_Items from a data source:_

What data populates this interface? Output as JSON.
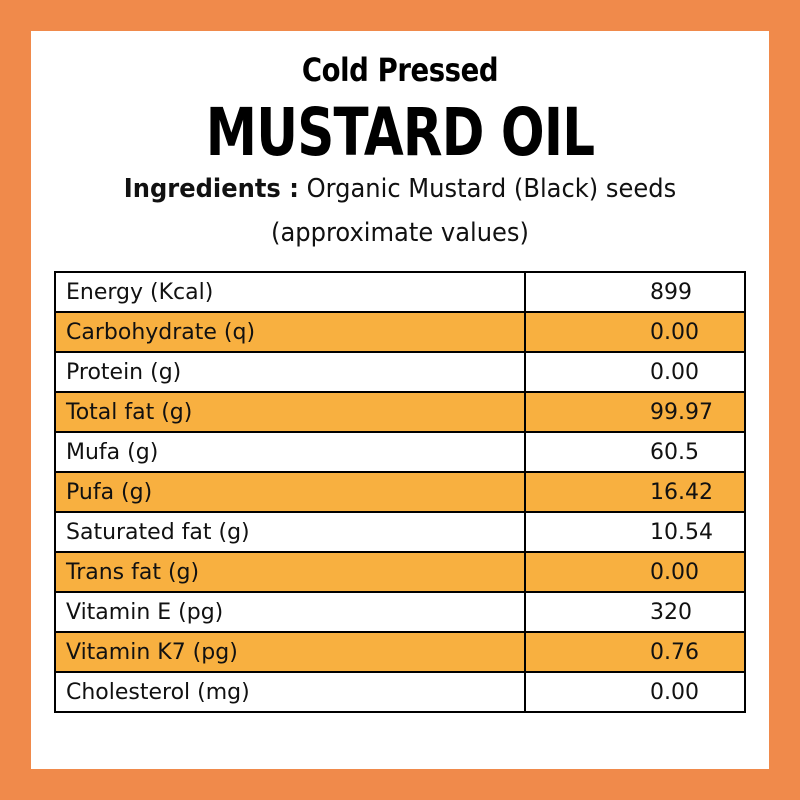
{
  "header": {
    "subtitle": "Cold Pressed",
    "title": "MUSTARD OIL",
    "ingredients_label": "Ingredients :",
    "ingredients_text": "Organic Mustard (Black) seeds",
    "note": "(approximate values)"
  },
  "nutrition": {
    "rows": [
      {
        "label": "Energy (Kcal)",
        "value": "899"
      },
      {
        "label": "Carbohydrate (q)",
        "value": "0.00"
      },
      {
        "label": "Protein (g)",
        "value": "0.00"
      },
      {
        "label": "Total fat (g)",
        "value": "99.97"
      },
      {
        "label": "Mufa (g)",
        "value": "60.5"
      },
      {
        "label": "Pufa (g)",
        "value": "16.42"
      },
      {
        "label": "Saturated fat (g)",
        "value": "10.54"
      },
      {
        "label": "Trans fat (g)",
        "value": "0.00"
      },
      {
        "label": "Vitamin E (pg)",
        "value": "320"
      },
      {
        "label": "Vitamin K7 (pg)",
        "value": "0.76"
      },
      {
        "label": "Cholesterol (mg)",
        "value": "0.00"
      }
    ]
  },
  "colors": {
    "border_frame": "#f08a4b",
    "row_highlight": "#f8b040",
    "background": "#ffffff"
  }
}
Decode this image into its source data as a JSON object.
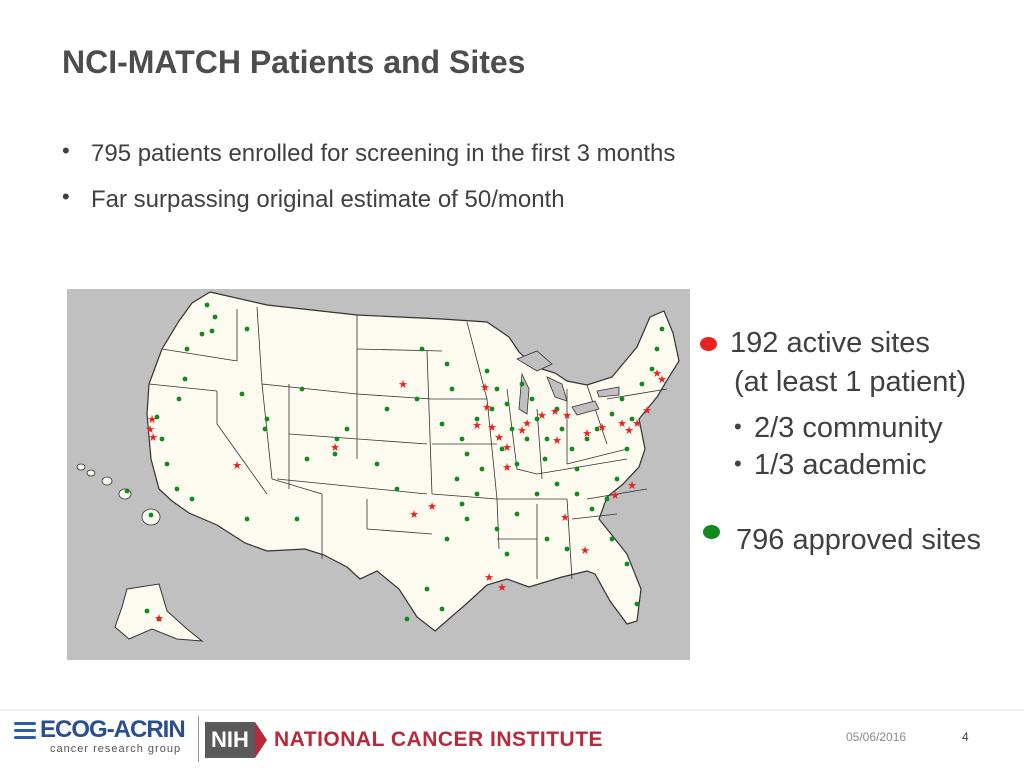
{
  "slide": {
    "title": "NCI-MATCH Patients and Sites",
    "bullets": [
      "795 patients enrolled for screening in the first 3 months",
      "Far surpassing original estimate of 50/month"
    ],
    "bullet_glyph": "•"
  },
  "legend": {
    "active": {
      "color": "#e8231f",
      "line1": "192 active sites",
      "line2": "(at least 1 patient)",
      "sub": [
        "2/3 community",
        "1/3 academic"
      ]
    },
    "approved": {
      "color": "#128a1e",
      "label": "796 approved sites"
    }
  },
  "map": {
    "icon": "us-map-icon",
    "land_color": "#fdfaf0",
    "water_color": "#c0c0c0",
    "border_color": "#333333"
  },
  "footer": {
    "ecog_name": "ECOG-ACRIN",
    "ecog_sub": "cancer research group",
    "nih": "NIH",
    "nci": "NATIONAL CANCER INSTITUTE",
    "date": "05/06/2016",
    "page": "4"
  }
}
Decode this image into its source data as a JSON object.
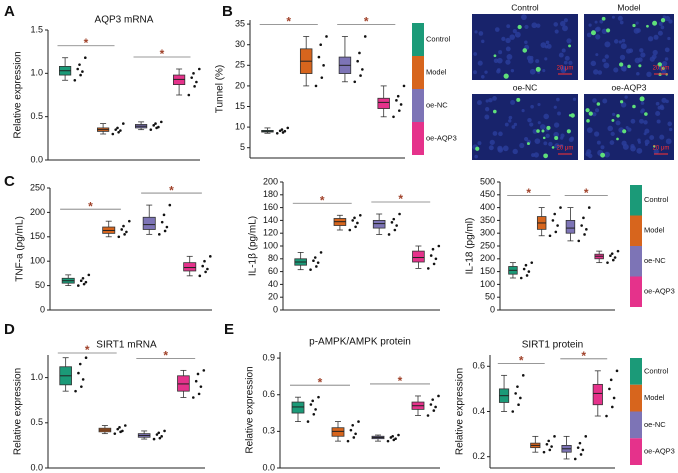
{
  "panel_labels": [
    "A",
    "B",
    "C",
    "D",
    "E"
  ],
  "micrographs": [
    {
      "label": "Control",
      "scale_bar": "20 μm"
    },
    {
      "label": "Model",
      "scale_bar": "20 μm"
    },
    {
      "label": "oe-NC",
      "scale_bar": "20 μm"
    },
    {
      "label": "oe-AQP3",
      "scale_bar": "20 μm"
    }
  ],
  "chart_data": [
    {
      "type": "box",
      "title": "AQP3 mRNA",
      "y_label": "Relative expression",
      "ylim": [
        0,
        1.5
      ],
      "yticks": [
        {
          "value": 0,
          "label": "0.0"
        },
        0.5,
        {
          "value": 1,
          "label": "1.0"
        },
        1.5
      ],
      "annotations": [
        "*",
        "*"
      ],
      "series": [
        {
          "color": "#1b9a78",
          "min": 0.92,
          "q1": 0.98,
          "median": 1.03,
          "q3": 1.08,
          "max": 1.18,
          "points": [
            0.92,
            0.98,
            1.02,
            1.05,
            1.1,
            1.18
          ]
        },
        {
          "color": "#d7651d",
          "min": 0.3,
          "q1": 0.33,
          "median": 0.35,
          "q3": 0.37,
          "max": 0.42,
          "points": [
            0.3,
            0.32,
            0.34,
            0.35,
            0.37,
            0.42
          ]
        },
        {
          "color": "#7d74b6",
          "min": 0.35,
          "q1": 0.37,
          "median": 0.39,
          "q3": 0.41,
          "max": 0.44,
          "points": [
            0.35,
            0.37,
            0.38,
            0.4,
            0.42,
            0.44
          ]
        },
        {
          "color": "#e5328b",
          "min": 0.75,
          "q1": 0.87,
          "median": 0.93,
          "q3": 0.98,
          "max": 1.05,
          "points": [
            0.75,
            0.85,
            0.9,
            0.95,
            1.0,
            1.05
          ]
        }
      ]
    },
    {
      "type": "box",
      "y_label": "Tunnel (%)",
      "ylim": [
        2.5,
        36
      ],
      "yticks": [
        5,
        10,
        15,
        20,
        25,
        30,
        35
      ],
      "annotations": [
        "*",
        "*"
      ],
      "series": [
        {
          "name": "Control",
          "color": "#1b9a78",
          "min": 8.5,
          "q1": 8.8,
          "median": 9,
          "q3": 9.2,
          "max": 9.8,
          "points": [
            8.5,
            8.7,
            9,
            9.1,
            9.4,
            9.8
          ]
        },
        {
          "name": "Model",
          "color": "#d7651d",
          "min": 20,
          "q1": 23,
          "median": 26,
          "q3": 29,
          "max": 32,
          "points": [
            20,
            22,
            25,
            27,
            30,
            32
          ]
        },
        {
          "name": "oe-NC",
          "color": "#7d74b6",
          "min": 21,
          "q1": 23,
          "median": 25,
          "q3": 27,
          "max": 32,
          "points": [
            21,
            22.5,
            24,
            26,
            28,
            32
          ]
        },
        {
          "name": "oe-AQP3",
          "color": "#e5328b",
          "min": 12.5,
          "q1": 14.5,
          "median": 16,
          "q3": 17,
          "max": 20,
          "points": [
            12.5,
            14,
            15.5,
            16.5,
            17.5,
            20
          ]
        }
      ]
    },
    {
      "type": "box",
      "y_label": "TNF-a (pg/mL)",
      "ylim": [
        0,
        250
      ],
      "yticks": [
        0,
        50,
        100,
        150,
        200,
        250
      ],
      "annotations": [
        "*",
        "*"
      ],
      "series": [
        {
          "color": "#1b9a78",
          "min": 50,
          "q1": 55,
          "median": 60,
          "q3": 65,
          "max": 72,
          "points": [
            50,
            53,
            57,
            60,
            65,
            72
          ]
        },
        {
          "color": "#d7651d",
          "min": 150,
          "q1": 157,
          "median": 163,
          "q3": 170,
          "max": 182,
          "points": [
            150,
            155,
            160,
            165,
            172,
            182
          ]
        },
        {
          "color": "#7d74b6",
          "min": 155,
          "q1": 165,
          "median": 175,
          "q3": 190,
          "max": 215,
          "points": [
            155,
            162,
            170,
            180,
            195,
            215
          ]
        },
        {
          "color": "#e5328b",
          "min": 70,
          "q1": 80,
          "median": 87,
          "q3": 97,
          "max": 110,
          "points": [
            70,
            78,
            84,
            90,
            100,
            110
          ]
        }
      ]
    },
    {
      "type": "box",
      "y_label": "IL-1β (pg/mL)",
      "ylim": [
        0,
        200
      ],
      "yticks": [
        0,
        20,
        40,
        60,
        80,
        100,
        120,
        140,
        160,
        180,
        200
      ],
      "annotations": [
        "*",
        "*"
      ],
      "series": [
        {
          "color": "#1b9a78",
          "min": 63,
          "q1": 70,
          "median": 75,
          "q3": 80,
          "max": 90,
          "points": [
            63,
            68,
            74,
            77,
            82,
            90
          ]
        },
        {
          "color": "#d7651d",
          "min": 125,
          "q1": 132,
          "median": 138,
          "q3": 143,
          "max": 148,
          "points": [
            125,
            130,
            136,
            140,
            144,
            148
          ]
        },
        {
          "color": "#7d74b6",
          "min": 118,
          "q1": 128,
          "median": 135,
          "q3": 140,
          "max": 150,
          "points": [
            118,
            125,
            132,
            137,
            142,
            150
          ]
        },
        {
          "color": "#e5328b",
          "min": 65,
          "q1": 75,
          "median": 82,
          "q3": 92,
          "max": 100,
          "points": [
            65,
            72,
            80,
            85,
            95,
            100
          ]
        }
      ]
    },
    {
      "type": "box",
      "y_label": "IL-18 (pg/ml)",
      "ylim": [
        0,
        500
      ],
      "yticks": [
        0,
        50,
        100,
        150,
        200,
        250,
        300,
        350,
        400,
        450,
        500
      ],
      "annotations": [
        "*",
        "*"
      ],
      "series": [
        {
          "name": "Control",
          "color": "#1b9a78",
          "min": 125,
          "q1": 140,
          "median": 155,
          "q3": 170,
          "max": 185,
          "points": [
            125,
            135,
            150,
            160,
            175,
            185
          ]
        },
        {
          "name": "Model",
          "color": "#d7651d",
          "min": 290,
          "q1": 315,
          "median": 340,
          "q3": 365,
          "max": 400,
          "points": [
            290,
            305,
            330,
            350,
            375,
            400
          ]
        },
        {
          "name": "oe-NC",
          "color": "#7d74b6",
          "min": 270,
          "q1": 300,
          "median": 320,
          "q3": 350,
          "max": 400,
          "points": [
            270,
            295,
            315,
            330,
            360,
            400
          ]
        },
        {
          "name": "oe-AQP3",
          "color": "#e5328b",
          "min": 185,
          "q1": 200,
          "median": 210,
          "q3": 218,
          "max": 230,
          "points": [
            185,
            195,
            205,
            212,
            220,
            230
          ]
        }
      ]
    },
    {
      "type": "box",
      "title": "SIRT1 mRNA",
      "y_label": "Relative expression",
      "ylim": [
        0,
        1.25
      ],
      "yticks": [
        {
          "value": 0,
          "label": "0.0"
        },
        0.5,
        {
          "value": 1,
          "label": "1.0"
        }
      ],
      "annotations": [
        "*",
        "*"
      ],
      "series": [
        {
          "color": "#1b9a78",
          "min": 0.85,
          "q1": 0.92,
          "median": 1.02,
          "q3": 1.12,
          "max": 1.22,
          "points": [
            0.85,
            0.9,
            0.98,
            1.05,
            1.15,
            1.22
          ]
        },
        {
          "color": "#d7651d",
          "min": 0.38,
          "q1": 0.4,
          "median": 0.42,
          "q3": 0.44,
          "max": 0.47,
          "points": [
            0.38,
            0.4,
            0.41,
            0.43,
            0.45,
            0.47
          ]
        },
        {
          "color": "#7d74b6",
          "min": 0.32,
          "q1": 0.34,
          "median": 0.36,
          "q3": 0.38,
          "max": 0.41,
          "points": [
            0.32,
            0.33,
            0.35,
            0.37,
            0.39,
            0.41
          ]
        },
        {
          "color": "#e5328b",
          "min": 0.78,
          "q1": 0.85,
          "median": 0.93,
          "q3": 1.02,
          "max": 1.08,
          "points": [
            0.78,
            0.82,
            0.9,
            0.96,
            1.04,
            1.08
          ]
        }
      ]
    },
    {
      "type": "box",
      "title": "p-AMPK/AMPK protein",
      "y_label": "Relative expression",
      "ylim": [
        0,
        0.95
      ],
      "yticks": [
        {
          "value": 0,
          "label": "0.0"
        },
        0.3,
        0.6,
        0.9
      ],
      "annotations": [
        "*",
        "*"
      ],
      "series": [
        {
          "color": "#1b9a78",
          "min": 0.38,
          "q1": 0.45,
          "median": 0.5,
          "q3": 0.54,
          "max": 0.58,
          "points": [
            0.38,
            0.44,
            0.48,
            0.52,
            0.55,
            0.58
          ]
        },
        {
          "color": "#d7651d",
          "min": 0.22,
          "q1": 0.26,
          "median": 0.3,
          "q3": 0.33,
          "max": 0.38,
          "points": [
            0.22,
            0.25,
            0.28,
            0.31,
            0.35,
            0.38
          ]
        },
        {
          "color": "#7d74b6",
          "min": 0.22,
          "q1": 0.24,
          "median": 0.25,
          "q3": 0.26,
          "max": 0.27,
          "points": [
            0.22,
            0.23,
            0.24,
            0.25,
            0.26,
            0.27
          ]
        },
        {
          "color": "#e5328b",
          "min": 0.43,
          "q1": 0.48,
          "median": 0.51,
          "q3": 0.54,
          "max": 0.59,
          "points": [
            0.43,
            0.47,
            0.5,
            0.52,
            0.56,
            0.59
          ]
        }
      ]
    },
    {
      "type": "box",
      "title": "SIRT1 protein",
      "y_label": "Relative expression",
      "ylim": [
        0.15,
        0.65
      ],
      "yticks": [
        0.2,
        0.4,
        0.6
      ],
      "annotations": [
        "*",
        "*"
      ],
      "series": [
        {
          "name": "Control",
          "color": "#1b9a78",
          "min": 0.4,
          "q1": 0.44,
          "median": 0.47,
          "q3": 0.5,
          "max": 0.56,
          "points": [
            0.4,
            0.43,
            0.46,
            0.48,
            0.51,
            0.56
          ]
        },
        {
          "name": "Model",
          "color": "#d7651d",
          "min": 0.22,
          "q1": 0.24,
          "median": 0.25,
          "q3": 0.26,
          "max": 0.29,
          "points": [
            0.22,
            0.23,
            0.245,
            0.255,
            0.27,
            0.29
          ]
        },
        {
          "name": "oe-NC",
          "color": "#7d74b6",
          "min": 0.19,
          "q1": 0.22,
          "median": 0.235,
          "q3": 0.25,
          "max": 0.29,
          "points": [
            0.19,
            0.21,
            0.23,
            0.24,
            0.26,
            0.29
          ]
        },
        {
          "name": "oe-AQP3",
          "color": "#e5328b",
          "min": 0.38,
          "q1": 0.43,
          "median": 0.48,
          "q3": 0.52,
          "max": 0.58,
          "points": [
            0.38,
            0.42,
            0.46,
            0.5,
            0.54,
            0.58
          ]
        }
      ]
    }
  ]
}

_Goal of the exercise:_
Go through the records above and copy every line with the word "Vitamin".

_Your solution:_
        "label": "Vitamin E (pg)",
        "label": "Vitamin K7 (pg)",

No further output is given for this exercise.